____ The data

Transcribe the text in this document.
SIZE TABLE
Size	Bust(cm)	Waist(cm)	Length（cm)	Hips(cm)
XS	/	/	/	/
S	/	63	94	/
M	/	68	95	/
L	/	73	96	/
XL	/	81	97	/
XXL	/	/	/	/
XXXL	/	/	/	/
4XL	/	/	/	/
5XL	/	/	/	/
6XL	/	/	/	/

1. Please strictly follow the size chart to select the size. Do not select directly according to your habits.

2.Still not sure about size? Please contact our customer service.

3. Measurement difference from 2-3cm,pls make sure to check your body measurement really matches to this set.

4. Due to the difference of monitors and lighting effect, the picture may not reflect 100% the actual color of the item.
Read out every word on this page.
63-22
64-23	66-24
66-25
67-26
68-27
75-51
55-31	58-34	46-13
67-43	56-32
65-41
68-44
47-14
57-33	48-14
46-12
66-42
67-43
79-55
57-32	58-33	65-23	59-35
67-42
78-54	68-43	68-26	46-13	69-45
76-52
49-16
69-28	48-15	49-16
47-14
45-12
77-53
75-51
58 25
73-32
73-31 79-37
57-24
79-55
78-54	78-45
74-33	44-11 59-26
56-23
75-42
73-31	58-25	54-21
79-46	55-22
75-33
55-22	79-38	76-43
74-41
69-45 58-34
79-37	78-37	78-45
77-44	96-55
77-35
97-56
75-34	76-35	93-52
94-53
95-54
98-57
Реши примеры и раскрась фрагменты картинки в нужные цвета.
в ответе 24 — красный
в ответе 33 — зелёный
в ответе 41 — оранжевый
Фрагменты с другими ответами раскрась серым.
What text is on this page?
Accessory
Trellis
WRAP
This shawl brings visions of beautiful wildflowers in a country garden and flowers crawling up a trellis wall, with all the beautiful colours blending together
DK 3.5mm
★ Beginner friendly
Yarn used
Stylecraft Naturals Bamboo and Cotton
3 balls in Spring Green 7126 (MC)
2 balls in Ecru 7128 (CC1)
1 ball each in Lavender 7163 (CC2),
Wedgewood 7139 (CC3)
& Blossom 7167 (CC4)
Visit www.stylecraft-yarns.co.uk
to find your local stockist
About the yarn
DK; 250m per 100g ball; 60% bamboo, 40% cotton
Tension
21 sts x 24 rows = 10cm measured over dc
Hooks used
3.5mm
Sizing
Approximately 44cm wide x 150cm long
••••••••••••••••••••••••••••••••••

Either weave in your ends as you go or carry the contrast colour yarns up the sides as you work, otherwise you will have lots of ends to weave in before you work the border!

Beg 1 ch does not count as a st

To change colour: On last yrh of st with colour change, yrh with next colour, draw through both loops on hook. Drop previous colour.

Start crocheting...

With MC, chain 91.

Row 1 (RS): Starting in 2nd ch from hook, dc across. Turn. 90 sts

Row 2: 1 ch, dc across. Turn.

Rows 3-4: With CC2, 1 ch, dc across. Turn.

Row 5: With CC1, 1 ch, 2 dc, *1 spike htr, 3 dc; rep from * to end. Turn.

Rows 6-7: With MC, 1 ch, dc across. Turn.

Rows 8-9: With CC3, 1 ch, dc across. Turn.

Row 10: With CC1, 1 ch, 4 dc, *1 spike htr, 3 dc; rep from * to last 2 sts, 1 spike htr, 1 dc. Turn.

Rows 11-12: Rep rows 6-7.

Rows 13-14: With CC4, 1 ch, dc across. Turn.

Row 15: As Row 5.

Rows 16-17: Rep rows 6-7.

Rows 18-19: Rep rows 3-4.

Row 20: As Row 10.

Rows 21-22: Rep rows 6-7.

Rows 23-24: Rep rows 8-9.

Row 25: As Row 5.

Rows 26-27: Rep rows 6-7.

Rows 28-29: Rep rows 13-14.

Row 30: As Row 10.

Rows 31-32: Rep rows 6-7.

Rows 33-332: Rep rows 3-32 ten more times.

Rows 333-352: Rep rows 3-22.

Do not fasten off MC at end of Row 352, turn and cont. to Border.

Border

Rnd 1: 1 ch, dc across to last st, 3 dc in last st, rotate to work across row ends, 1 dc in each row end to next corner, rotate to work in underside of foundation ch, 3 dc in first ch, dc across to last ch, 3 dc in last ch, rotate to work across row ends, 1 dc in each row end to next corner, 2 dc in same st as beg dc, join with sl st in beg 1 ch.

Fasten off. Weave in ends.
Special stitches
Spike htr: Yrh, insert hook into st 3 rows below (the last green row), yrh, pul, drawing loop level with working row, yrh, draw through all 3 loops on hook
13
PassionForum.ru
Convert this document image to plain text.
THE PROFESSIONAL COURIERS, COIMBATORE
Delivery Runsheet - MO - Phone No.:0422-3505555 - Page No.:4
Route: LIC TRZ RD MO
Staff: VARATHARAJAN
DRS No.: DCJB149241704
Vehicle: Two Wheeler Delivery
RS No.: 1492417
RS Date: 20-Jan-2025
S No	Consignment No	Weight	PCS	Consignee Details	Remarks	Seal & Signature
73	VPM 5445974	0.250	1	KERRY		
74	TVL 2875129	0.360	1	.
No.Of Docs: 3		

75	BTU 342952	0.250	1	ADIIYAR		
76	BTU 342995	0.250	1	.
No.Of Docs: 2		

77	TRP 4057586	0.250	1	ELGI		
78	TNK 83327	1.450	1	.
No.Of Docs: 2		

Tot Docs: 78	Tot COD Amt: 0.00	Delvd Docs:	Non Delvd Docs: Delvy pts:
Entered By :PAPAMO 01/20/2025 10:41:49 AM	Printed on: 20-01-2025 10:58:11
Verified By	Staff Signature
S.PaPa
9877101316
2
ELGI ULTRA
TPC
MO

________

**Given instruction**
All of the data above should be transcribed exactly.

**Problem solution**
Transcribe the text in this document.
SIZE TABLE
Size	Bust(cm)	Waist(cm)	Length（cm)	Hips(cm)
XS	/	/	/	/
S	/	63	94	/
M	/	68	95	/
L	/	73	96	/
XL	/	81	97	/
XXL	/	/	/	/
XXXL	/	/	/	/
4XL	/	/	/	/
5XL	/	/	/	/
6XL	/	/	/	/

1. Please strictly follow the size chart to select the size. Do not select directly according to your habits.

2.Still not sure about size? Please contact our customer service.

3. Measurement difference from 2-3cm,pls make sure to check your body measurement really matches to this set.

4. Due to the difference of monitors and lighting effect, the picture may not reflect 100% the actual color of the item.
Read out every word on this page.
63-22
64-23	66-24
66-25
67-26
68-27
75-51
55-31	58-34	46-13
67-43	56-32
65-41
68-44
47-14
57-33	48-14
46-12
66-42
67-43
79-55
57-32	58-33	65-23	59-35
67-42
78-54	68-43	68-26	46-13	69-45
76-52
49-16
69-28	48-15	49-16
47-14
45-12
77-53
75-51
58 25
73-32
73-31 79-37
57-24
79-55
78-54	78-45
74-33	44-11 59-26
56-23
75-42
73-31	58-25	54-21
79-46	55-22
75-33
55-22	79-38	76-43
74-41
69-45 58-34
79-37	78-37	78-45
77-44	96-55
77-35
97-56
75-34	76-35	93-52
94-53
95-54
98-57
Реши примеры и раскрась фрагменты картинки в нужные цвета.
в ответе 24 — красный
в ответе 33 — зелёный
в ответе 41 — оранжевый
Фрагменты с другими ответами раскрась серым.
What text is on this page?
Accessory
Trellis
WRAP
This shawl brings visions of beautiful wildflowers in a country garden and flowers crawling up a trellis wall, with all the beautiful colours blending together
DK 3.5mm
★ Beginner friendly
Yarn used
Stylecraft Naturals Bamboo and Cotton
3 balls in Spring Green 7126 (MC)
2 balls in Ecru 7128 (CC1)
1 ball each in Lavender 7163 (CC2),
Wedgewood 7139 (CC3)
& Blossom 7167 (CC4)
Visit www.stylecraft-yarns.co.uk
to find your local stockist
About the yarn
DK; 250m per 100g ball; 60% bamboo, 40% cotton
Tension
21 sts x 24 rows = 10cm measured over dc
Hooks used
3.5mm
Sizing
Approximately 44cm wide x 150cm long
••••••••••••••••••••••••••••••••••

Either weave in your ends as you go or carry the contrast colour yarns up the sides as you work, otherwise you will have lots of ends to weave in before you work the border!

Beg 1 ch does not count as a st

To change colour: On last yrh of st with colour change, yrh with next colour, draw through both loops on hook. Drop previous colour.

Start crocheting...

With MC, chain 91.

Row 1 (RS): Starting in 2nd ch from hook, dc across. Turn. 90 sts

Row 2: 1 ch, dc across. Turn.

Rows 3-4: With CC2, 1 ch, dc across. Turn.

Row 5: With CC1, 1 ch, 2 dc, *1 spike htr, 3 dc; rep from * to end. Turn.

Rows 6-7: With MC, 1 ch, dc across. Turn.

Rows 8-9: With CC3, 1 ch, dc across. Turn.

Row 10: With CC1, 1 ch, 4 dc, *1 spike htr, 3 dc; rep from * to last 2 sts, 1 spike htr, 1 dc. Turn.

Rows 11-12: Rep rows 6-7.

Rows 13-14: With CC4, 1 ch, dc across. Turn.

Row 15: As Row 5.

Rows 16-17: Rep rows 6-7.

Rows 18-19: Rep rows 3-4.

Row 20: As Row 10.

Rows 21-22: Rep rows 6-7.

Rows 23-24: Rep rows 8-9.

Row 25: As Row 5.

Rows 26-27: Rep rows 6-7.

Rows 28-29: Rep rows 13-14.

Row 30: As Row 10.

Rows 31-32: Rep rows 6-7.

Rows 33-332: Rep rows 3-32 ten more times.

Rows 333-352: Rep rows 3-22.

Do not fasten off MC at end of Row 352, turn and cont. to Border.

Border

Rnd 1: 1 ch, dc across to last st, 3 dc in last st, rotate to work across row ends, 1 dc in each row end to next corner, rotate to work in underside of foundation ch, 3 dc in first ch, dc across to last ch, 3 dc in last ch, rotate to work across row ends, 1 dc in each row end to next corner, 2 dc in same st as beg dc, join with sl st in beg 1 ch.

Fasten off. Weave in ends.
Special stitches
Spike htr: Yrh, insert hook into st 3 rows below (the last green row), yrh, pul, drawing loop level with working row, yrh, draw through all 3 loops on hook
13
PassionForum.ru
Convert this document image to plain text.
THE PROFESSIONAL COURIERS, COIMBATORE
Delivery Runsheet - MO - Phone No.:0422-3505555 - Page No.:4
Route: LIC TRZ RD MO
Staff: VARATHARAJAN
DRS No.: DCJB149241704
Vehicle: Two Wheeler Delivery
RS No.: 1492417
RS Date: 20-Jan-2025
S No	Consignment No	Weight	PCS	Consignee Details	Remarks	Seal & Signature
73	VPM 5445974	0.250	1	KERRY		
74	TVL 2875129	0.360	1	.
No.Of Docs: 3		

75	BTU 342952	0.250	1	ADIIYAR		
76	BTU 342995	0.250	1	.
No.Of Docs: 2		

77	TRP 4057586	0.250	1	ELGI		
78	TNK 83327	1.450	1	.
No.Of Docs: 2		

Tot Docs: 78	Tot COD Amt: 0.00	Delvd Docs:	Non Delvd Docs: Delvy pts:
Entered By :PAPAMO 01/20/2025 10:41:49 AM	Printed on: 20-01-2025 10:58:11
Verified By	Staff Signature
S.PaPa
9877101316
2
ELGI ULTRA
TPC
MO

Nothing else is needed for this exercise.